Exercício escrito A:
Responda a estas perguntas sobre o trecho que trata da delação premiada:
(i) Quais agentes formam a "troika maligna"?
(ii) Há quantos anos dura o saqueamento do Brasil, segundo o trecho?
(iii) Em que estão mergulhando alguns grandes criminosos do País?
Exercício escrito B: Leve adiante o trecho sobre a delação premiada, começando logo depois da última frase.

Trecho citado:
%%
- Os jovens das gerações Y e Z sabem que o Brasil conta com agentes empreendedores que pagam seus impostos e estão preocupados com a construção de um país sério e próspero. Paralelamente devem ainda saber que, desde suas origens, aqui há também uma troika maligna composta de políticos e outros agentes públicos + agentes econômicos + agentes financeiros, que formam uma espécie de parceria público-privada para a pilhagem do patrimônio do Estado – PPP/PPE. Depois de 514 anos de saqueamento e extrativismo do Brasil pela criminalidade organizada político-empresarial, alguns grandes criminosos do País (que nestas bandas começaram roubando, estuprando, parasitando todos, fraudando o fisco e exterminando os nativos e os escravos), contrariando e desatendendo os contundentes protestos de distinguidos advogados, estão mergulhando nas águas profundas da delação premiada, que já sinaliza um grande estrago nas estruturas dessa criminalidade secular (que sempre se julgou impune).
%%
Material fornecido:
%%
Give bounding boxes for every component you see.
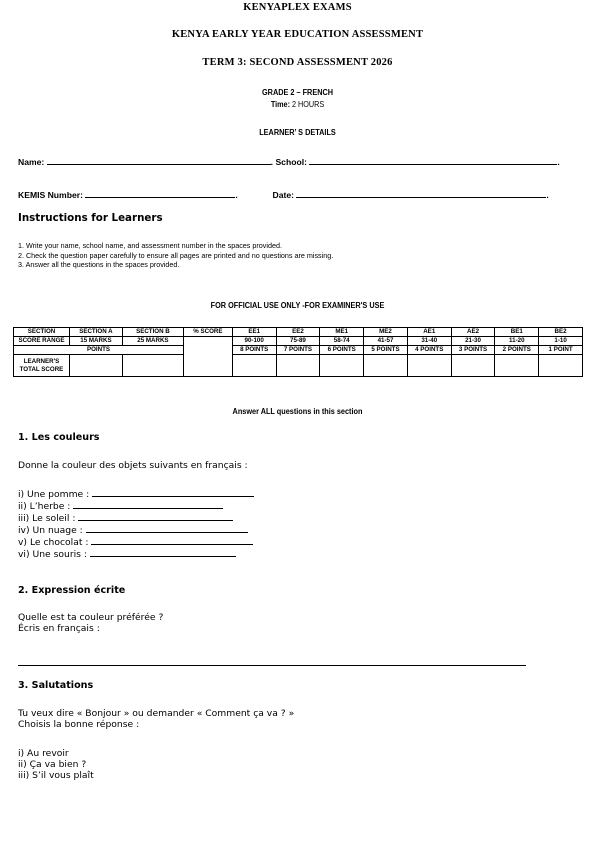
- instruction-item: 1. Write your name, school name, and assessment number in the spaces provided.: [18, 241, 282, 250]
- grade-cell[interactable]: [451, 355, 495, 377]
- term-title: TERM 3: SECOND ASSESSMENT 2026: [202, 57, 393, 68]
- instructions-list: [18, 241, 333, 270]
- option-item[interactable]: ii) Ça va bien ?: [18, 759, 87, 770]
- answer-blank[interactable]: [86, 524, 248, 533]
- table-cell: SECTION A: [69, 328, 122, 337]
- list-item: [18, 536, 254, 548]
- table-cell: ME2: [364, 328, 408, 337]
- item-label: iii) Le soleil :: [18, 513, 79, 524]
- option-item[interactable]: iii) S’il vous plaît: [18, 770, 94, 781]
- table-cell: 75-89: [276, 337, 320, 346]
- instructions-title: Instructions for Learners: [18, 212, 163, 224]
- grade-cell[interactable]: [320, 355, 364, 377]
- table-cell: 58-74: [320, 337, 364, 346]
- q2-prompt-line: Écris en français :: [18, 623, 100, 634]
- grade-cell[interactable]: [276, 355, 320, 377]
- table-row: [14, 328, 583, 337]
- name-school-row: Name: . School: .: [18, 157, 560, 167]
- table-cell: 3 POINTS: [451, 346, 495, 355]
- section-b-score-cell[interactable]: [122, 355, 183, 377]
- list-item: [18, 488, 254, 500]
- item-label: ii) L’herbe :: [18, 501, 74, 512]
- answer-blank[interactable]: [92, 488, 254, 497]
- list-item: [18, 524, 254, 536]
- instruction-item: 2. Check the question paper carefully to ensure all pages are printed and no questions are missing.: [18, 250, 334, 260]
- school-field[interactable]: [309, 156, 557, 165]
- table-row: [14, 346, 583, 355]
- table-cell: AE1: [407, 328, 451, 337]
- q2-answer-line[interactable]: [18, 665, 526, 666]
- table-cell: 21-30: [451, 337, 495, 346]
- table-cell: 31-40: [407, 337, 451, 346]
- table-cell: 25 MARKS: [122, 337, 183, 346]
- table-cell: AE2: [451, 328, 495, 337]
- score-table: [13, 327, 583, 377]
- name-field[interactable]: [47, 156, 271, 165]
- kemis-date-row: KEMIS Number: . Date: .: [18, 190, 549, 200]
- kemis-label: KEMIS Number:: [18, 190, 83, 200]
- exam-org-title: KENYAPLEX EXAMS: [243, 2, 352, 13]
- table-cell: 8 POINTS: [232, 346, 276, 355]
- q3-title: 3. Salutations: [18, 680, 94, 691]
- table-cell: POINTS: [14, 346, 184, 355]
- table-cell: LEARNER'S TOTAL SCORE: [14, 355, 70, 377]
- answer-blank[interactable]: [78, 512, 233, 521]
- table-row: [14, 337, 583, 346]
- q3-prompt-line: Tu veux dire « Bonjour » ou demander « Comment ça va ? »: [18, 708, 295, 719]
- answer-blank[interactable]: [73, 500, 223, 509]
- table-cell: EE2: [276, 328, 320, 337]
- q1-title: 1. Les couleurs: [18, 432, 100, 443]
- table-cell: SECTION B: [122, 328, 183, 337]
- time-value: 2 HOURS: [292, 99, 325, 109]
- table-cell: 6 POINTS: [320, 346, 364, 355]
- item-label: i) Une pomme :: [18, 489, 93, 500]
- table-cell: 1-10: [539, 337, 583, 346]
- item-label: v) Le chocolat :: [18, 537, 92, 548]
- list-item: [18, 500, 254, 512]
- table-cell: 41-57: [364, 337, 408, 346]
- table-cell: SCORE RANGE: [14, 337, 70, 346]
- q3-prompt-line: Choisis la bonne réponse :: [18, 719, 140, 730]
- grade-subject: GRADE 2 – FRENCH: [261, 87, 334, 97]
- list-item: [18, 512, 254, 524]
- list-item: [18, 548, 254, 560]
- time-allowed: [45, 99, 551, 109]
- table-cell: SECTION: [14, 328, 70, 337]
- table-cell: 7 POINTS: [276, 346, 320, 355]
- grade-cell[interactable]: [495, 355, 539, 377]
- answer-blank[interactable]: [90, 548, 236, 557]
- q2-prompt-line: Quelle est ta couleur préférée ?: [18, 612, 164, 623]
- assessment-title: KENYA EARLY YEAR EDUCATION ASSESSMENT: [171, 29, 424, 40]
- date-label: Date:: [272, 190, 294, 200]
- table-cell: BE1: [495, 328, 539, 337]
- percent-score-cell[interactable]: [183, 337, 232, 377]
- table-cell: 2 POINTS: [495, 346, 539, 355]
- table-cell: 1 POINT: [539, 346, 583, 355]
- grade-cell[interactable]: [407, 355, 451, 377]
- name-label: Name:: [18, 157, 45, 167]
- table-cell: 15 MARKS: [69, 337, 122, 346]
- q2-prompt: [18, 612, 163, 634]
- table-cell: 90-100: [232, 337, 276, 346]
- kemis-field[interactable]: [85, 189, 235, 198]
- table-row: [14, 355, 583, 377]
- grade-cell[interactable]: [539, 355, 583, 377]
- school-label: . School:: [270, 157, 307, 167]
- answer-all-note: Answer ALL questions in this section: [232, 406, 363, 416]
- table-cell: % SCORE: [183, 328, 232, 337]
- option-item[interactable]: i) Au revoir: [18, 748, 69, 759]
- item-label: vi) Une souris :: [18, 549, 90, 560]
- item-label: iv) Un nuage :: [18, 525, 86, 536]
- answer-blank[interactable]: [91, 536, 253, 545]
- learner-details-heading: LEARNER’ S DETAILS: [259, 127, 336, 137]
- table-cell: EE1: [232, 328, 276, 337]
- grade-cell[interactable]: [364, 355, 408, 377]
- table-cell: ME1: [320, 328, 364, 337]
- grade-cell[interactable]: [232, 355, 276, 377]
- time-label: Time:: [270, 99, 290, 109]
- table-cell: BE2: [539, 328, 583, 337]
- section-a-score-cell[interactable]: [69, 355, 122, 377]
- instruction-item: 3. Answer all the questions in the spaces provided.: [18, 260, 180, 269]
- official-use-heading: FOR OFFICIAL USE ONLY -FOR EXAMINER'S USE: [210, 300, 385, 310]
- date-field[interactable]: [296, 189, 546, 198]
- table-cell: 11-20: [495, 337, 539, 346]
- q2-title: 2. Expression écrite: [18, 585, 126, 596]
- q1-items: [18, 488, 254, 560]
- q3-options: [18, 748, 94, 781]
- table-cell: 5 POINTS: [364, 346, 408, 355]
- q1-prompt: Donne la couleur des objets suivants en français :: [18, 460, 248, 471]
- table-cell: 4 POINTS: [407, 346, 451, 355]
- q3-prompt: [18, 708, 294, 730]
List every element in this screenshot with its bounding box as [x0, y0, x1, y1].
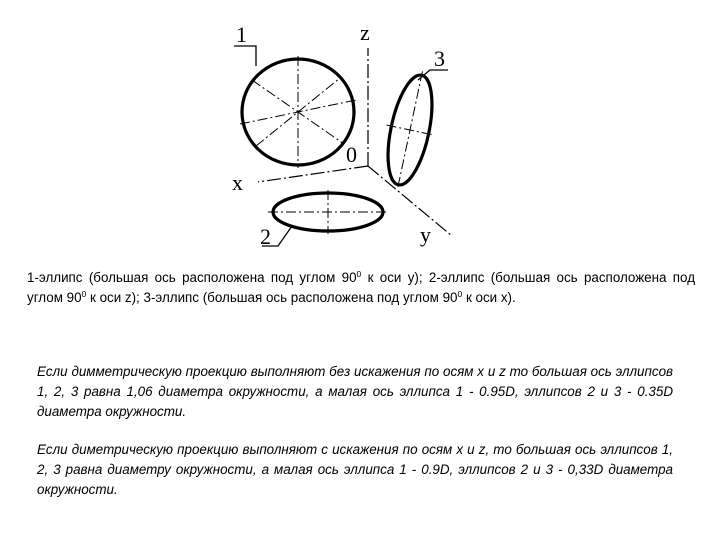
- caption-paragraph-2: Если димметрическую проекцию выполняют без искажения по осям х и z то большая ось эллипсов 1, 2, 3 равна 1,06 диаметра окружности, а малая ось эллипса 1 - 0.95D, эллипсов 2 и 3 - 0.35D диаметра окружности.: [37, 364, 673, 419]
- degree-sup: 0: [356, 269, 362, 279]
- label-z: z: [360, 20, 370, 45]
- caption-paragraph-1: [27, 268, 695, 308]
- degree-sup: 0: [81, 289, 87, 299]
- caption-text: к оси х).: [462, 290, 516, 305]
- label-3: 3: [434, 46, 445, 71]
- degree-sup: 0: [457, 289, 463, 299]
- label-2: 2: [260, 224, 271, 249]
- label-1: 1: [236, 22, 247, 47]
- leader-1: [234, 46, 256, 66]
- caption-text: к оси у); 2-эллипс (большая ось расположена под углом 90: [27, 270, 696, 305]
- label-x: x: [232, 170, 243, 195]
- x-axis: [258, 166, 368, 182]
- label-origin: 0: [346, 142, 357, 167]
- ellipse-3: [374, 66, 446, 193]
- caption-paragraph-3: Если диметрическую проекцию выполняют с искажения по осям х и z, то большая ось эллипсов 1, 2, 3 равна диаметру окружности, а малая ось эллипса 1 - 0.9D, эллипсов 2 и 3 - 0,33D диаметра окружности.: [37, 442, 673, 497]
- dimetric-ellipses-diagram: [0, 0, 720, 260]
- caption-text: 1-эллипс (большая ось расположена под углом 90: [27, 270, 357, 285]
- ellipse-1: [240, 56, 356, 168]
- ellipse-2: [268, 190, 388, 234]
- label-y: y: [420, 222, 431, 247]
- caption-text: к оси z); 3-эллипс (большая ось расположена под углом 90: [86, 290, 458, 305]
%%
%%
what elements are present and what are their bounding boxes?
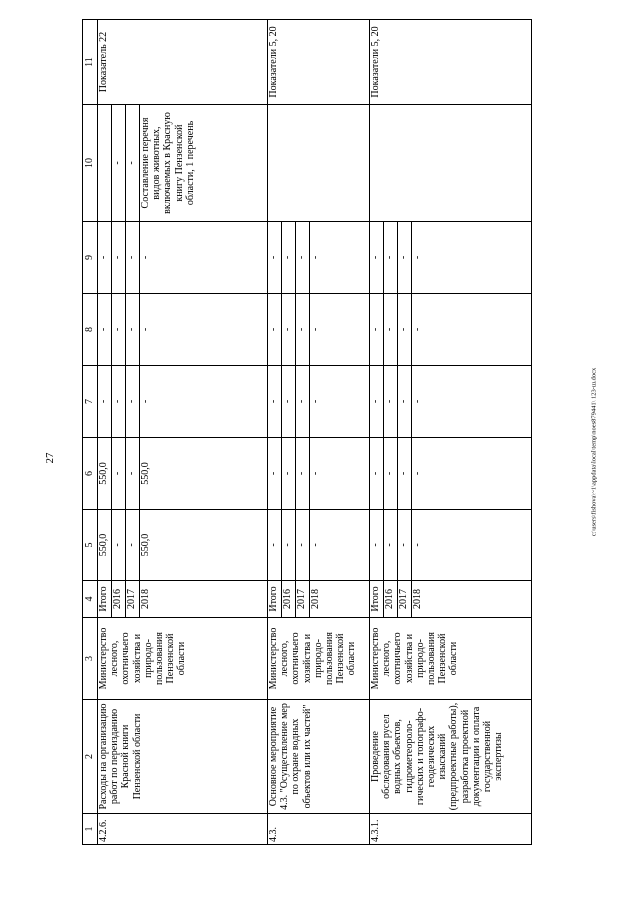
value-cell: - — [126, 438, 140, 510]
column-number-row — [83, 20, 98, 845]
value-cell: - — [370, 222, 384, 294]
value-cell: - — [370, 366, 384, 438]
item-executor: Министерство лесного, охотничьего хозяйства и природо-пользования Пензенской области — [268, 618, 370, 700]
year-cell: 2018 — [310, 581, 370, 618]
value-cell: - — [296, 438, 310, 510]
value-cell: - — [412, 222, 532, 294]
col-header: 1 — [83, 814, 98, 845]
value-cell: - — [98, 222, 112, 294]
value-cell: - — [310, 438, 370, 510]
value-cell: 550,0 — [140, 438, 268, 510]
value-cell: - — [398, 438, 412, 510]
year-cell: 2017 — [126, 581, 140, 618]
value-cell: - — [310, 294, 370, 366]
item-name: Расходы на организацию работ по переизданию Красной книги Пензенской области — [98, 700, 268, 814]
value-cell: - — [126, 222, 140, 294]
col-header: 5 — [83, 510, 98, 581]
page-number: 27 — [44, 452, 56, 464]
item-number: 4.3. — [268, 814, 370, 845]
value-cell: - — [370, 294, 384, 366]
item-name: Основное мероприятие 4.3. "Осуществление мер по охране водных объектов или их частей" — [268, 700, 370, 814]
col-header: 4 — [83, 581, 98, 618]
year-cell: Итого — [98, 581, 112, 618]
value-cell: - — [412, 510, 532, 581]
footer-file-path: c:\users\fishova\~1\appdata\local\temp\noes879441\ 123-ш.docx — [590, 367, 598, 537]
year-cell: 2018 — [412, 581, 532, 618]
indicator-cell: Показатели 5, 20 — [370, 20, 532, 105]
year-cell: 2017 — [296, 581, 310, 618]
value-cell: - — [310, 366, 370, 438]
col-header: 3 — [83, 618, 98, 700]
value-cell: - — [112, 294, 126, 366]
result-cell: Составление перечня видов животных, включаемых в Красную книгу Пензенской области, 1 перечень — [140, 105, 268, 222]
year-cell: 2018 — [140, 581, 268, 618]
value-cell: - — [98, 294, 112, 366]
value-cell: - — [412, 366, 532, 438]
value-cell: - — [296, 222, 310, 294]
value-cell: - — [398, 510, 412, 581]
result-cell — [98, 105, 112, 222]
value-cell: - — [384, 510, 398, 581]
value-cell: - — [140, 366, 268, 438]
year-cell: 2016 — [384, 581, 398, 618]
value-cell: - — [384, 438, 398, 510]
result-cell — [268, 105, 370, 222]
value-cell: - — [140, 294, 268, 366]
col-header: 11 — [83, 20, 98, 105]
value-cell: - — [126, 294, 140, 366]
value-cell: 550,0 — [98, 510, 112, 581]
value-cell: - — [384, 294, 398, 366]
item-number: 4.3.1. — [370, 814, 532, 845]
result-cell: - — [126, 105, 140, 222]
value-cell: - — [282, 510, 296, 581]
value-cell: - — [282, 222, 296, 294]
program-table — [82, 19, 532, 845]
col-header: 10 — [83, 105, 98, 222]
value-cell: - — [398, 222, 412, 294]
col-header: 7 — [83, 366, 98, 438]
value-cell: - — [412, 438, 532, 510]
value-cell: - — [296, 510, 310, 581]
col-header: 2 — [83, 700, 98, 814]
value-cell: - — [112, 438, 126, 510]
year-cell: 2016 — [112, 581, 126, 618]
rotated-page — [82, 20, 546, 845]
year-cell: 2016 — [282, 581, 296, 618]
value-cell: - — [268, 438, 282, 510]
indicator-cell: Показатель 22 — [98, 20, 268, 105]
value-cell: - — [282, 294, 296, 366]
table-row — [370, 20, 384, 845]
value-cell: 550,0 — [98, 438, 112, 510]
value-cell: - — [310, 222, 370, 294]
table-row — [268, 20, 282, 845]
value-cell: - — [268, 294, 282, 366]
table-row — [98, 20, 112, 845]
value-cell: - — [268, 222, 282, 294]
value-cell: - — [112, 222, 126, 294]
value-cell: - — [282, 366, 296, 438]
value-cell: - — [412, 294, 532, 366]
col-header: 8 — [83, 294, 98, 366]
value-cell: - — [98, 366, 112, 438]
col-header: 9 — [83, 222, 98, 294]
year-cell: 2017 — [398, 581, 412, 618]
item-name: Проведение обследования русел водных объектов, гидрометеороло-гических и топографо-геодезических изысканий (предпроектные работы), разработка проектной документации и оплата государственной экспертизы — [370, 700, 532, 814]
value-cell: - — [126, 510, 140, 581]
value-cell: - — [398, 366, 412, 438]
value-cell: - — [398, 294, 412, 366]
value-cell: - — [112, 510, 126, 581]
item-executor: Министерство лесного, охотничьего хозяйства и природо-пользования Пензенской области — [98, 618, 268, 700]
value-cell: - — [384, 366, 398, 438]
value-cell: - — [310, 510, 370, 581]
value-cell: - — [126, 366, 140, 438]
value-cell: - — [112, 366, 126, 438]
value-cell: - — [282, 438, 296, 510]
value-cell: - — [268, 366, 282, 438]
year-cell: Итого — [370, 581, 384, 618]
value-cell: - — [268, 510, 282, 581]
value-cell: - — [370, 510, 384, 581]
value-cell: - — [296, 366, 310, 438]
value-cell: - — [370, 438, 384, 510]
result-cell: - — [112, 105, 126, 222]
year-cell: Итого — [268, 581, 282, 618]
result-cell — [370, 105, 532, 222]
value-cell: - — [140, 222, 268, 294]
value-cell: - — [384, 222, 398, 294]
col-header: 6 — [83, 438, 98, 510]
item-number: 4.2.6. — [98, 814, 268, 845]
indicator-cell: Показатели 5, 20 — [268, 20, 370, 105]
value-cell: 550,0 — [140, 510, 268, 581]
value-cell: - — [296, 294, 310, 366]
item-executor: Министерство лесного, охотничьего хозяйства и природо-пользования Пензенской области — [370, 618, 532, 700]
%%
Resposta A:
(i) Políticos e outros agentes públicos, agentes econômicos e agentes financeiros.
(ii) 514 anos.
(iii) Nas águas profundas da delação premiada.

Resposta B:
- Paulo Roberto da Costa (ex-diretor da Petrobras), Alberto Youssef (doleiro), Júlio Camargo (Toyo-Setal) e Augusto Ribeiro de Mendonça Neto (da Tipuana, da EBR e da Toyo-Setal, que é controlada pela japonesa Toyo Engineering, que tem contratos de mais de R$ 4 bilhões com a Petrobras) são os quatro primeiros acusados envolvidos nas fraudes bilionárias da Petrobras que aceitaram fazer acordo com a Justiça em troca de benefícios legais, que podem livrá-los de longos anos de encarceramento. Ao mesmo tempo, estão devolvendo (ou prometendo devolver) imensas fortunas “arrecadadas” com o empreendimento ilícito. Essa vem sendo a maneira encontrada para se fazer valer o império da lei contra todos (inclusive contra os criminosos do colarinho branco).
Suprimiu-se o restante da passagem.